THE EXERCISE - From the listing below, select every line where the word "URL로" appears.

[Dataset excerpt]

:::::

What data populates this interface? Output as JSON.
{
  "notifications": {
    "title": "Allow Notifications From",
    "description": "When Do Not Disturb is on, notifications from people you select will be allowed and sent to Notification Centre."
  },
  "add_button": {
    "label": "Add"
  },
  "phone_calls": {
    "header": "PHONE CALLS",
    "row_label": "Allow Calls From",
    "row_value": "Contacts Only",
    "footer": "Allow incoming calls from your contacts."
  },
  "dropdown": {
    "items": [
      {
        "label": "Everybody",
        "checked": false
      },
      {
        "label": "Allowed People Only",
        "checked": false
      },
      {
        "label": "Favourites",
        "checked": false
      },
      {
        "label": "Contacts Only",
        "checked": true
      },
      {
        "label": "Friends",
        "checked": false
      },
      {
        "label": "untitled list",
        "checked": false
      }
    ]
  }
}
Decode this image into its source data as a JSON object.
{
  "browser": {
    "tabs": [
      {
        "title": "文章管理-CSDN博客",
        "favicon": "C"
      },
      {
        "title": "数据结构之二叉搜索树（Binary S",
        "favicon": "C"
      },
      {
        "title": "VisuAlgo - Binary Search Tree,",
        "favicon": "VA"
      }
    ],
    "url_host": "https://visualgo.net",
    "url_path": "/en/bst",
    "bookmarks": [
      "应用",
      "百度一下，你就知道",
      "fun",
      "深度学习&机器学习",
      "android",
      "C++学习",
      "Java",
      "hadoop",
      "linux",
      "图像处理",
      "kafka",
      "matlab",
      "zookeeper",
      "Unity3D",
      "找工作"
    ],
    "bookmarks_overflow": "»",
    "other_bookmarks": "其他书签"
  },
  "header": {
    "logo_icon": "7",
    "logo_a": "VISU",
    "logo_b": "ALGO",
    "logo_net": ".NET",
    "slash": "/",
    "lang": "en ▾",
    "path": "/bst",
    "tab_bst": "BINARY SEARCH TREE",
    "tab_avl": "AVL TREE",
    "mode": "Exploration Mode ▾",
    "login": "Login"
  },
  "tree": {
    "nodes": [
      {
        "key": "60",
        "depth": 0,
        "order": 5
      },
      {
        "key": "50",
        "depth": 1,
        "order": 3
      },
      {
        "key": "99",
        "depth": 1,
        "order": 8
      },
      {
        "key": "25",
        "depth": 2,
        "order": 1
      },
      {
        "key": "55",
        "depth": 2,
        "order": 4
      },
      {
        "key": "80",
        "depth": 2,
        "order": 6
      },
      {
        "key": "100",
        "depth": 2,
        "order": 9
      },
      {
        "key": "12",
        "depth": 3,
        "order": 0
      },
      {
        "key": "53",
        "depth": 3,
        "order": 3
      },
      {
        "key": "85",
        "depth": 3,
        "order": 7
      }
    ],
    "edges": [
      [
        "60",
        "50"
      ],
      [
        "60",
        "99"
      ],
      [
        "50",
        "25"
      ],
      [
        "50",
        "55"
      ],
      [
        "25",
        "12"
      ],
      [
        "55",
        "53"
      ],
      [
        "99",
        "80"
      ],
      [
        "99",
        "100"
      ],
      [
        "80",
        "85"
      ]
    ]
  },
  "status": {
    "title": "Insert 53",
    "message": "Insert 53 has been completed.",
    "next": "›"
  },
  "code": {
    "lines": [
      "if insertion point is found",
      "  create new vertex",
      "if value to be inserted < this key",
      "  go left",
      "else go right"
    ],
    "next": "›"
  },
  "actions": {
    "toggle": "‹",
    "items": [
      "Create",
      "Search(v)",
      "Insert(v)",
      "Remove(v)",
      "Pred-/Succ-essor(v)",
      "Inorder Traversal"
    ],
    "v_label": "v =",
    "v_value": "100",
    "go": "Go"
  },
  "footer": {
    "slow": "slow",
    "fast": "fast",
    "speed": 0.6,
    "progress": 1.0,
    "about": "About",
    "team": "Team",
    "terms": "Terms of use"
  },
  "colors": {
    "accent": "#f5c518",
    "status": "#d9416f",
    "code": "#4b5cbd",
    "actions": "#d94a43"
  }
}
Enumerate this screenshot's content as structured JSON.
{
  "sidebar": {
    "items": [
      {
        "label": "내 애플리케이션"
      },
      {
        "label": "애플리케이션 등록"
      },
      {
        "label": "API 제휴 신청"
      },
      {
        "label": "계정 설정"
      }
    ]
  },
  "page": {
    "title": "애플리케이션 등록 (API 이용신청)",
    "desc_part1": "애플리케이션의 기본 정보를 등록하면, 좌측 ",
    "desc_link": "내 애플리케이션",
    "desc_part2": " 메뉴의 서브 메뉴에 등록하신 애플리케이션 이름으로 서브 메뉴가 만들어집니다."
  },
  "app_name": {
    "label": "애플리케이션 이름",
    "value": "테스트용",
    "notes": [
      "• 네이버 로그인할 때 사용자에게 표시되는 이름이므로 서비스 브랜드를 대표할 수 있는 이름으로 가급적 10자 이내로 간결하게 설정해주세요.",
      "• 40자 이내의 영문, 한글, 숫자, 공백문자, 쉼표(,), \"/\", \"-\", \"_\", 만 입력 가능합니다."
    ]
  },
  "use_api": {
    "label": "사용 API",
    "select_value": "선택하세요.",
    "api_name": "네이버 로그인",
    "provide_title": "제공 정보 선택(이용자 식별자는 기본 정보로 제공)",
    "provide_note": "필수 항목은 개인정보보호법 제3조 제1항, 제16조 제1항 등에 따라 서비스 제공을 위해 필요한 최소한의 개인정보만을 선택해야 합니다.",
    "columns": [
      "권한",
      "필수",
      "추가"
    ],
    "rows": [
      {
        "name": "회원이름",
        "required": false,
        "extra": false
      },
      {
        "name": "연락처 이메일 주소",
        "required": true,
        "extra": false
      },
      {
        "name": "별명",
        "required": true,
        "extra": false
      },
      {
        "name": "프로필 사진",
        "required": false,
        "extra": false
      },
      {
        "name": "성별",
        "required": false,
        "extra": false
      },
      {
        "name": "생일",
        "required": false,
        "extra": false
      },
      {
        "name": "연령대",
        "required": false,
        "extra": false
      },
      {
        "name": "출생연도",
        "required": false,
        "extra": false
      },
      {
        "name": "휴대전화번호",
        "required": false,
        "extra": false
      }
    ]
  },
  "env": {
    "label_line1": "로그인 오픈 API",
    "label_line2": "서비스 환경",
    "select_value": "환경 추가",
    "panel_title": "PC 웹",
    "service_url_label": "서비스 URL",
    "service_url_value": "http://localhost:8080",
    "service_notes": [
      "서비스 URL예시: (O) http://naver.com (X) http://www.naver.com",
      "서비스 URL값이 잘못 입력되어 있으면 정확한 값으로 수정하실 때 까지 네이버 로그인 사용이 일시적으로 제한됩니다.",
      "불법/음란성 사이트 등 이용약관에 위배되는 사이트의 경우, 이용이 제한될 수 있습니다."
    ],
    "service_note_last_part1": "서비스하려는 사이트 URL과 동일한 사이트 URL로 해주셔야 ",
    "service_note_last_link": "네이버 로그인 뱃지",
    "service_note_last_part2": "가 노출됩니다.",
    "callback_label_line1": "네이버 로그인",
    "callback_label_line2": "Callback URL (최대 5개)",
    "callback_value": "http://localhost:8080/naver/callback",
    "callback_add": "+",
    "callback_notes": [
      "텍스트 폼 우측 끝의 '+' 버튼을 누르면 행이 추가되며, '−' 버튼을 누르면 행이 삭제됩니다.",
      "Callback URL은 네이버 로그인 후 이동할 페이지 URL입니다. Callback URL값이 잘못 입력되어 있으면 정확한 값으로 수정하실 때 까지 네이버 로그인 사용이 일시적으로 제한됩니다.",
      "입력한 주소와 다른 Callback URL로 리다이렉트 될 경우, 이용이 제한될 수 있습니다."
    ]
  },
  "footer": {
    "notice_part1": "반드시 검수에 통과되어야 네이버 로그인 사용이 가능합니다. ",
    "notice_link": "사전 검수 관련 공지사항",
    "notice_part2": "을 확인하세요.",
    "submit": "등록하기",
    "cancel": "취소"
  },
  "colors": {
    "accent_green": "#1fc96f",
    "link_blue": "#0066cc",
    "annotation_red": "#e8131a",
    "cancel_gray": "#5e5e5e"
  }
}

:::::

OUTPUT BELOW -
    "service_note_last_part1": "서비스하려는 사이트 URL과 동일한 사이트 URL로 해주셔야 ",
      "입력한 주소와 다른 Callback URL로 리다이렉트 될 경우, 이용이 제한될 수 있습니다."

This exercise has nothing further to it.